Set problem —
An exact copy of every record is needed.

Supplied records —
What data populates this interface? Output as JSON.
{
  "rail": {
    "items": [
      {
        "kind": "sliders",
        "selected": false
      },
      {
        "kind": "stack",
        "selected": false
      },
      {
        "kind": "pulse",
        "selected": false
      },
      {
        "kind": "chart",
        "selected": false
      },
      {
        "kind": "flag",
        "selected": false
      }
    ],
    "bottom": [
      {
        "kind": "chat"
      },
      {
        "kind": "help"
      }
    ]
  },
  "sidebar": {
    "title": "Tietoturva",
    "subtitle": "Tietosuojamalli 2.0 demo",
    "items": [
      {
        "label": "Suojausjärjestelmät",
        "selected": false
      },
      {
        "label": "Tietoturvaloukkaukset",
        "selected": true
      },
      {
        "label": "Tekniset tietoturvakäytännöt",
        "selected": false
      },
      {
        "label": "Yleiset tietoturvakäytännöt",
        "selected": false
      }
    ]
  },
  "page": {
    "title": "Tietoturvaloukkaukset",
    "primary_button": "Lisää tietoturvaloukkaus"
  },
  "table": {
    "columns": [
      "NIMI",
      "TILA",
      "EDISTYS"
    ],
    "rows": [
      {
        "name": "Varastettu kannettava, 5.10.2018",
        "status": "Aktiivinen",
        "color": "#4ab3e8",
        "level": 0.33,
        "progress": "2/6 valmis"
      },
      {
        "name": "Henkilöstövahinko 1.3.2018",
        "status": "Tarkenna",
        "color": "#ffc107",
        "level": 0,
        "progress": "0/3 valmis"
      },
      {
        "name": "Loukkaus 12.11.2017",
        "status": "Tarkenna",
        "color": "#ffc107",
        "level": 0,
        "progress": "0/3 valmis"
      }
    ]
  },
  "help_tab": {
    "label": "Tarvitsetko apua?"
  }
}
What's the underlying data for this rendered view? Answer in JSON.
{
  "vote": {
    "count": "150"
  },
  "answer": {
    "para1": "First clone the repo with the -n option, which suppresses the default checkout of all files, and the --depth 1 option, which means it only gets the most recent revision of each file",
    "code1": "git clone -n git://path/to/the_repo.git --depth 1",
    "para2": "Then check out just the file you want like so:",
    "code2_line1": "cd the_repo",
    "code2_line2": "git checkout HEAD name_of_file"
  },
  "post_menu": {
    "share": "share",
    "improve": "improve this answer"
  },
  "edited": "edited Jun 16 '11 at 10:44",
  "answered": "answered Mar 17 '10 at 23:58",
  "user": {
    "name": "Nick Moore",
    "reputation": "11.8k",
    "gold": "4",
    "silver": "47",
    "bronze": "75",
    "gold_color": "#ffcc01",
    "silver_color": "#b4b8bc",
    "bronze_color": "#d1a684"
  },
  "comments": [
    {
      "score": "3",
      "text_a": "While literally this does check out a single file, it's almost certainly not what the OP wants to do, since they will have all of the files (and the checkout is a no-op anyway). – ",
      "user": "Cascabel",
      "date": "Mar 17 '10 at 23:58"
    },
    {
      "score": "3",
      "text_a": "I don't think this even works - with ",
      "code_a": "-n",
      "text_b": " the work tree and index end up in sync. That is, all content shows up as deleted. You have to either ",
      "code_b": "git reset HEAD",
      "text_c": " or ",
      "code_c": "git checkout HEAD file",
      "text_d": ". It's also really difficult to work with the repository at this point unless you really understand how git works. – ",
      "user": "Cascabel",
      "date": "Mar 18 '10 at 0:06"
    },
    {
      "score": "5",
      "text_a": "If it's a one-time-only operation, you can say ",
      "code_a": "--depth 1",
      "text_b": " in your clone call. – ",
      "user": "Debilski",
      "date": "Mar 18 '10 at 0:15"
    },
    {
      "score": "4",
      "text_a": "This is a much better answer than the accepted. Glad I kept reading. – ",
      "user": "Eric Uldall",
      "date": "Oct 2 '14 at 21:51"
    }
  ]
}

Correct response —
What data populates this interface? Output as JSON.
{
  "rail": {
    "items": [
      {
        "kind": "sliders",
        "selected": false
      },
      {
        "kind": "stack",
        "selected": false
      },
      {
        "kind": "pulse",
        "selected": false
      },
      {
        "kind": "chart",
        "selected": false
      },
      {
        "kind": "flag",
        "selected": false
      }
    ],
    "bottom": [
      {
        "kind": "chat"
      },
      {
        "kind": "help"
      }
    ]
  },
  "sidebar": {
    "title": "Tietoturva",
    "subtitle": "Tietosuojamalli 2.0 demo",
    "items": [
      {
        "label": "Suojausjärjestelmät",
        "selected": false
      },
      {
        "label": "Tietoturvaloukkaukset",
        "selected": true
      },
      {
        "label": "Tekniset tietoturvakäytännöt",
        "selected": false
      },
      {
        "label": "Yleiset tietoturvakäytännöt",
        "selected": false
      }
    ]
  },
  "page": {
    "title": "Tietoturvaloukkaukset",
    "primary_button": "Lisää tietoturvaloukkaus"
  },
  "table": {
    "columns": [
      "NIMI",
      "TILA",
      "EDISTYS"
    ],
    "rows": [
      {
        "name": "Varastettu kannettava, 5.10.2018",
        "status": "Aktiivinen",
        "color": "#4ab3e8",
        "level": 0.33,
        "progress": "2/6 valmis"
      },
      {
        "name": "Henkilöstövahinko 1.3.2018",
        "status": "Tarkenna",
        "color": "#ffc107",
        "level": 0,
        "progress": "0/3 valmis"
      },
      {
        "name": "Loukkaus 12.11.2017",
        "status": "Tarkenna",
        "color": "#ffc107",
        "level": 0,
        "progress": "0/3 valmis"
      }
    ]
  },
  "help_tab": {
    "label": "Tarvitsetko apua?"
  }
}
What's the underlying data for this rendered view? Answer in JSON.
{
  "vote": {
    "count": "150"
  },
  "answer": {
    "para1": "First clone the repo with the -n option, which suppresses the default checkout of all files, and the --depth 1 option, which means it only gets the most recent revision of each file",
    "code1": "git clone -n git://path/to/the_repo.git --depth 1",
    "para2": "Then check out just the file you want like so:",
    "code2_line1": "cd the_repo",
    "code2_line2": "git checkout HEAD name_of_file"
  },
  "post_menu": {
    "share": "share",
    "improve": "improve this answer"
  },
  "edited": "edited Jun 16 '11 at 10:44",
  "answered": "answered Mar 17 '10 at 23:58",
  "user": {
    "name": "Nick Moore",
    "reputation": "11.8k",
    "gold": "4",
    "silver": "47",
    "bronze": "75",
    "gold_color": "#ffcc01",
    "silver_color": "#b4b8bc",
    "bronze_color": "#d1a684"
  },
  "comments": [
    {
      "score": "3",
      "text_a": "While literally this does check out a single file, it's almost certainly not what the OP wants to do, since they will have all of the files (and the checkout is a no-op anyway). – ",
      "user": "Cascabel",
      "date": "Mar 17 '10 at 23:58"
    },
    {
      "score": "3",
      "text_a": "I don't think this even works - with ",
      "code_a": "-n",
      "text_b": " the work tree and index end up in sync. That is, all content shows up as deleted. You have to either ",
      "code_b": "git reset HEAD",
      "text_c": " or ",
      "code_c": "git checkout HEAD file",
      "text_d": ". It's also really difficult to work with the repository at this point unless you really understand how git works. – ",
      "user": "Cascabel",
      "date": "Mar 18 '10 at 0:06"
    },
    {
      "score": "5",
      "text_a": "If it's a one-time-only operation, you can say ",
      "code_a": "--depth 1",
      "text_b": " in your clone call. – ",
      "user": "Debilski",
      "date": "Mar 18 '10 at 0:15"
    },
    {
      "score": "4",
      "text_a": "This is a much better answer than the accepted. Glad I kept reading. – ",
      "user": "Eric Uldall",
      "date": "Oct 2 '14 at 21:51"
    }
  ]
}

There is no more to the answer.